Work request. Each line that has the string "title" must be copied from the records below.

Source material.

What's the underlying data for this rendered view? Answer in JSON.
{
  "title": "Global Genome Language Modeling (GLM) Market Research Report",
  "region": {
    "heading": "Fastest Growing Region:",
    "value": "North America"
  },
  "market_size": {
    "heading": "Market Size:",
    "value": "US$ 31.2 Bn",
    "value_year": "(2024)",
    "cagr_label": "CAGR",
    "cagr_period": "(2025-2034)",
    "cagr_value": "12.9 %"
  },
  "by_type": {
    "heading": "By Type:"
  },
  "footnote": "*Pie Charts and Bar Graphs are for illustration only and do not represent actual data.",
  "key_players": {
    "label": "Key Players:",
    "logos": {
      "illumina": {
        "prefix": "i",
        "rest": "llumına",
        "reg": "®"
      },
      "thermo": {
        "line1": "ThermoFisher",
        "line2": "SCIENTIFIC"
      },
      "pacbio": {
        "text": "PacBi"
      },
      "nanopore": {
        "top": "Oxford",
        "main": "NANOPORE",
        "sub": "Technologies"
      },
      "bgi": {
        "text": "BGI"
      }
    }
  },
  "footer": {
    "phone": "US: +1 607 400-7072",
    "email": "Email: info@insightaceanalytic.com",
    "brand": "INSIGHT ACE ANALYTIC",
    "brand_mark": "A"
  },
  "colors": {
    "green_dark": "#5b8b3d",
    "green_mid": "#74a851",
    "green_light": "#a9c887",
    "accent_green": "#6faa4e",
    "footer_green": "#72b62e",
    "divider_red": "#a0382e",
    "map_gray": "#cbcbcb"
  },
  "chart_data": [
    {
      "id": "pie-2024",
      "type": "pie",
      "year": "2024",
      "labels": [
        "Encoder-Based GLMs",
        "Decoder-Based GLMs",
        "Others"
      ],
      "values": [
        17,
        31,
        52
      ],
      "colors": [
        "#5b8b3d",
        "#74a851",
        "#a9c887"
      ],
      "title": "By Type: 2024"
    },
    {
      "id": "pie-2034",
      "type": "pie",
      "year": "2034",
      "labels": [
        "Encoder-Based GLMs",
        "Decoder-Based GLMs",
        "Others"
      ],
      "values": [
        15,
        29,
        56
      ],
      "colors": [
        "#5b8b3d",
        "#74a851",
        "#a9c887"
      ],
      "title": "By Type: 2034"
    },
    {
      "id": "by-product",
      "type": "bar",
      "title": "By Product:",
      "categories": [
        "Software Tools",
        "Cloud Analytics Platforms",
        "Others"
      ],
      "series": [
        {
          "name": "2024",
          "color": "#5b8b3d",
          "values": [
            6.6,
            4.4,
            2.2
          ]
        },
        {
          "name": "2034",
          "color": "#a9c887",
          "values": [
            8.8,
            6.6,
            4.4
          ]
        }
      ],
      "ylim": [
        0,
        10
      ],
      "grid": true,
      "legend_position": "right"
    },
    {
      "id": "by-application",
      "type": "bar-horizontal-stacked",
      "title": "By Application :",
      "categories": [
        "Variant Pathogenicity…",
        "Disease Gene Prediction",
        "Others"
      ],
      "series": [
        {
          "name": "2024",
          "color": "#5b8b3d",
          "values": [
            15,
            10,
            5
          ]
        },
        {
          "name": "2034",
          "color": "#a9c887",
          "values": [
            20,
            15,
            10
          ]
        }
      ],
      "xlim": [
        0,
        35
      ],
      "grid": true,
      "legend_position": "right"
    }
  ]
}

Output below.
  "title": "Global Genome Language Modeling (GLM) Market Research Report",
      "title": "By Type: 2024"
      "title": "By Type: 2034"
      "title": "By Product:",
      "title": "By Application :",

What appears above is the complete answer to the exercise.